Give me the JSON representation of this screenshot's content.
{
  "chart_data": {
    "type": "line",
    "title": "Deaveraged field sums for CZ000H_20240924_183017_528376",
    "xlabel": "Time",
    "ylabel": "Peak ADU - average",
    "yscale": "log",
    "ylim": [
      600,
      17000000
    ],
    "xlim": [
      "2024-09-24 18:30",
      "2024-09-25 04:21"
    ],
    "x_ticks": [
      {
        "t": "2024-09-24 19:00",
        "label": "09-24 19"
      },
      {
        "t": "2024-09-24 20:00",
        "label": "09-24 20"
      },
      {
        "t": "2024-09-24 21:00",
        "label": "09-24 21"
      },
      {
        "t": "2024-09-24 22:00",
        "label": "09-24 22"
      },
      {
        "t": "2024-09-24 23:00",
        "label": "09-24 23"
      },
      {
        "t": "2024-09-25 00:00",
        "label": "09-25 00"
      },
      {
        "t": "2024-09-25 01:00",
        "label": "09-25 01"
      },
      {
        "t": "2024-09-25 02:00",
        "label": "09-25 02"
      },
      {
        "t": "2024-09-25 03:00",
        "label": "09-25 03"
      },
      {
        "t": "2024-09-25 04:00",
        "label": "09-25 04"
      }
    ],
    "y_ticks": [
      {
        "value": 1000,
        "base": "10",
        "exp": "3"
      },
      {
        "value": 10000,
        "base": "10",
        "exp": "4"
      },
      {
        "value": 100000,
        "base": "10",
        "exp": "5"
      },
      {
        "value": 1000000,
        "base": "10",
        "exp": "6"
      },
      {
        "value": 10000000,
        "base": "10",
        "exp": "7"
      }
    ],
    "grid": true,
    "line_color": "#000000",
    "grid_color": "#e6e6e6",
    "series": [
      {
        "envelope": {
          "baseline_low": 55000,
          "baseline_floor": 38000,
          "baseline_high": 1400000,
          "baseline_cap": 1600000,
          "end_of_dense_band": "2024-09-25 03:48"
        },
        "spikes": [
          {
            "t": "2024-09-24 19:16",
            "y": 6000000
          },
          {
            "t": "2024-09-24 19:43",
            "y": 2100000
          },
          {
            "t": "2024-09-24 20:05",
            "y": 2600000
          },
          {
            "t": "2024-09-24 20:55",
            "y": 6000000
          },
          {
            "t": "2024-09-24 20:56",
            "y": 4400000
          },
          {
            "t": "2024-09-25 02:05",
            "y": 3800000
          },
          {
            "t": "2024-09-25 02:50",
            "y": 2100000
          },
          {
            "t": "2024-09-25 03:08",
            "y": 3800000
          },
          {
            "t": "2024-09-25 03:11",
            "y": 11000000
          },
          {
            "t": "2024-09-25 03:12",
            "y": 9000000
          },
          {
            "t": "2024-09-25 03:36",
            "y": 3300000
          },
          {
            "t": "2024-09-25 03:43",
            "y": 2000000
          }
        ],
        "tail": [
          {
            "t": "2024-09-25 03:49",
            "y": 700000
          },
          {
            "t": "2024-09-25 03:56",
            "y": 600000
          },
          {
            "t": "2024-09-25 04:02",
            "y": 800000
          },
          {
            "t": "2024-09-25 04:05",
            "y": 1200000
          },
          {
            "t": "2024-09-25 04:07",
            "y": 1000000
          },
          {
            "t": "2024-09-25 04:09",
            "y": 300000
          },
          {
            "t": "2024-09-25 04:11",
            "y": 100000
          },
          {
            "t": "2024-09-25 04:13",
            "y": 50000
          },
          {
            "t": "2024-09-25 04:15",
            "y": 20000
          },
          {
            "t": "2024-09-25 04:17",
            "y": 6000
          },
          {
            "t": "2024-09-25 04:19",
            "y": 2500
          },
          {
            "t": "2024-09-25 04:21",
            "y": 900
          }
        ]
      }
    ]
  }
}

§ Instructions for the task: Reproduce the listing in full. Keep it exactly as written.

§ Completed exercise:
Give me the JSON representation of this screenshot's content.
{
  "chart_data": {
    "type": "line",
    "title": "Deaveraged field sums for CZ000H_20240924_183017_528376",
    "xlabel": "Time",
    "ylabel": "Peak ADU - average",
    "yscale": "log",
    "ylim": [
      600,
      17000000
    ],
    "xlim": [
      "2024-09-24 18:30",
      "2024-09-25 04:21"
    ],
    "x_ticks": [
      {
        "t": "2024-09-24 19:00",
        "label": "09-24 19"
      },
      {
        "t": "2024-09-24 20:00",
        "label": "09-24 20"
      },
      {
        "t": "2024-09-24 21:00",
        "label": "09-24 21"
      },
      {
        "t": "2024-09-24 22:00",
        "label": "09-24 22"
      },
      {
        "t": "2024-09-24 23:00",
        "label": "09-24 23"
      },
      {
        "t": "2024-09-25 00:00",
        "label": "09-25 00"
      },
      {
        "t": "2024-09-25 01:00",
        "label": "09-25 01"
      },
      {
        "t": "2024-09-25 02:00",
        "label": "09-25 02"
      },
      {
        "t": "2024-09-25 03:00",
        "label": "09-25 03"
      },
      {
        "t": "2024-09-25 04:00",
        "label": "09-25 04"
      }
    ],
    "y_ticks": [
      {
        "value": 1000,
        "base": "10",
        "exp": "3"
      },
      {
        "value": 10000,
        "base": "10",
        "exp": "4"
      },
      {
        "value": 100000,
        "base": "10",
        "exp": "5"
      },
      {
        "value": 1000000,
        "base": "10",
        "exp": "6"
      },
      {
        "value": 10000000,
        "base": "10",
        "exp": "7"
      }
    ],
    "grid": true,
    "line_color": "#000000",
    "grid_color": "#e6e6e6",
    "series": [
      {
        "envelope": {
          "baseline_low": 55000,
          "baseline_floor": 38000,
          "baseline_high": 1400000,
          "baseline_cap": 1600000,
          "end_of_dense_band": "2024-09-25 03:48"
        },
        "spikes": [
          {
            "t": "2024-09-24 19:16",
            "y": 6000000
          },
          {
            "t": "2024-09-24 19:43",
            "y": 2100000
          },
          {
            "t": "2024-09-24 20:05",
            "y": 2600000
          },
          {
            "t": "2024-09-24 20:55",
            "y": 6000000
          },
          {
            "t": "2024-09-24 20:56",
            "y": 4400000
          },
          {
            "t": "2024-09-25 02:05",
            "y": 3800000
          },
          {
            "t": "2024-09-25 02:50",
            "y": 2100000
          },
          {
            "t": "2024-09-25 03:08",
            "y": 3800000
          },
          {
            "t": "2024-09-25 03:11",
            "y": 11000000
          },
          {
            "t": "2024-09-25 03:12",
            "y": 9000000
          },
          {
            "t": "2024-09-25 03:36",
            "y": 3300000
          },
          {
            "t": "2024-09-25 03:43",
            "y": 2000000
          }
        ],
        "tail": [
          {
            "t": "2024-09-25 03:49",
            "y": 700000
          },
          {
            "t": "2024-09-25 03:56",
            "y": 600000
          },
          {
            "t": "2024-09-25 04:02",
            "y": 800000
          },
          {
            "t": "2024-09-25 04:05",
            "y": 1200000
          },
          {
            "t": "2024-09-25 04:07",
            "y": 1000000
          },
          {
            "t": "2024-09-25 04:09",
            "y": 300000
          },
          {
            "t": "2024-09-25 04:11",
            "y": 100000
          },
          {
            "t": "2024-09-25 04:13",
            "y": 50000
          },
          {
            "t": "2024-09-25 04:15",
            "y": 20000
          },
          {
            "t": "2024-09-25 04:17",
            "y": 6000
          },
          {
            "t": "2024-09-25 04:19",
            "y": 2500
          },
          {
            "t": "2024-09-25 04:21",
            "y": 900
          }
        ]
      }
    ]
  }
}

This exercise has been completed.